● Recorded information
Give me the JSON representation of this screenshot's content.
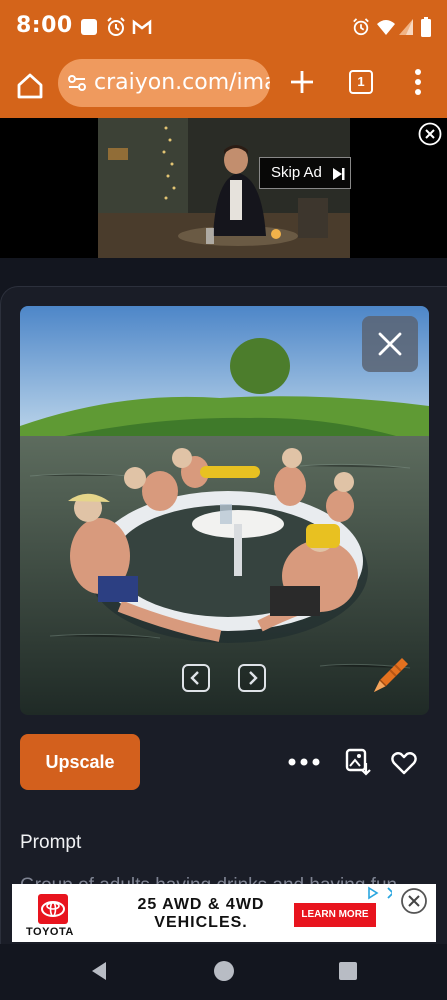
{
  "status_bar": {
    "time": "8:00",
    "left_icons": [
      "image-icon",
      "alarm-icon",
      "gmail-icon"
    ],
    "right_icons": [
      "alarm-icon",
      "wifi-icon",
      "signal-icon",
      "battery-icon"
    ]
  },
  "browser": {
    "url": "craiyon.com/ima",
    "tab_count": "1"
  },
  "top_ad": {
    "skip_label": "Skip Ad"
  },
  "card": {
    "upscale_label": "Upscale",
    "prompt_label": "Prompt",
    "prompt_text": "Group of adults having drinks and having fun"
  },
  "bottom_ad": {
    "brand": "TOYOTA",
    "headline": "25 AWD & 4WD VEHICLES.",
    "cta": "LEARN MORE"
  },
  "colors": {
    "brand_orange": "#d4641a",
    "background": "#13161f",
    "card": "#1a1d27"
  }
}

---

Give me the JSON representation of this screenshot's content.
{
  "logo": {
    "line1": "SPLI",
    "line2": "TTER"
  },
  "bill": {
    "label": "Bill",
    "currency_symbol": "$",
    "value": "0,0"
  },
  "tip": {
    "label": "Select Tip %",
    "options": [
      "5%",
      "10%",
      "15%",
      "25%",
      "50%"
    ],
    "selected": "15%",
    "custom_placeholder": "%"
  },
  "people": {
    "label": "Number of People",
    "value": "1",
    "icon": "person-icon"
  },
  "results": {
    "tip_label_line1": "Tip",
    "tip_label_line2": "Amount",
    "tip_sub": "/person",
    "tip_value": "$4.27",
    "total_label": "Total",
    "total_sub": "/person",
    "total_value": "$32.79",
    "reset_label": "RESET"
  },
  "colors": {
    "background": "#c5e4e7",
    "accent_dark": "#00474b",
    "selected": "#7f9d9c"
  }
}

---

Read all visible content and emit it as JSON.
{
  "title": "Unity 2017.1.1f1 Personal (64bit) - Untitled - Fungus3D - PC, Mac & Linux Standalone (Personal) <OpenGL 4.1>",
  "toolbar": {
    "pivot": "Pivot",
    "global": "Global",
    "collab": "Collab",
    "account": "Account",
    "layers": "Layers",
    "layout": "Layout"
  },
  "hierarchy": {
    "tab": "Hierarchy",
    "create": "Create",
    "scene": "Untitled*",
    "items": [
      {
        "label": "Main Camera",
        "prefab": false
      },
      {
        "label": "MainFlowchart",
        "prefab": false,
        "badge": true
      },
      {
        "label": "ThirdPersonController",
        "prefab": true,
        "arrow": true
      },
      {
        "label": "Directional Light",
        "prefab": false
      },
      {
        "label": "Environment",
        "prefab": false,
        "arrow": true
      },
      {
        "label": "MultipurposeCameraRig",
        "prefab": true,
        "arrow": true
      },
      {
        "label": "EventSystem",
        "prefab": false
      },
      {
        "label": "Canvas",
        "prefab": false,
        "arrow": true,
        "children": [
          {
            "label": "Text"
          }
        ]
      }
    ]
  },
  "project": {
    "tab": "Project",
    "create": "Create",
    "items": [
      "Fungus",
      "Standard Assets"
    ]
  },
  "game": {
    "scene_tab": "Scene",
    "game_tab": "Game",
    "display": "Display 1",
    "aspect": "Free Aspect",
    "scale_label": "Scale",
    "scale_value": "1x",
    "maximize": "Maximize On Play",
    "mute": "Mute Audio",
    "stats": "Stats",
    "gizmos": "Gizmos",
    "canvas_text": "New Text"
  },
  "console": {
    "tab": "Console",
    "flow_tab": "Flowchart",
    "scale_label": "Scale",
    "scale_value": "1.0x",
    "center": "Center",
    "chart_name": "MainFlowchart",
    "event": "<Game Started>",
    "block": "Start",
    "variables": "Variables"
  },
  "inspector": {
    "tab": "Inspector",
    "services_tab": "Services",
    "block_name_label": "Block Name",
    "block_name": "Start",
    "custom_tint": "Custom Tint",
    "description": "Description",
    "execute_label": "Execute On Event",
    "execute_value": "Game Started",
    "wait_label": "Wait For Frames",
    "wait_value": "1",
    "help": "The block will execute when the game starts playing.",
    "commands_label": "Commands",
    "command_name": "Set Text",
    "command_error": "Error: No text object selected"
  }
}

● Problem
Identify lines with the string "background". Copy each one.

● The reply
    "background": "#13161f",
    "background": "#c5e4e7",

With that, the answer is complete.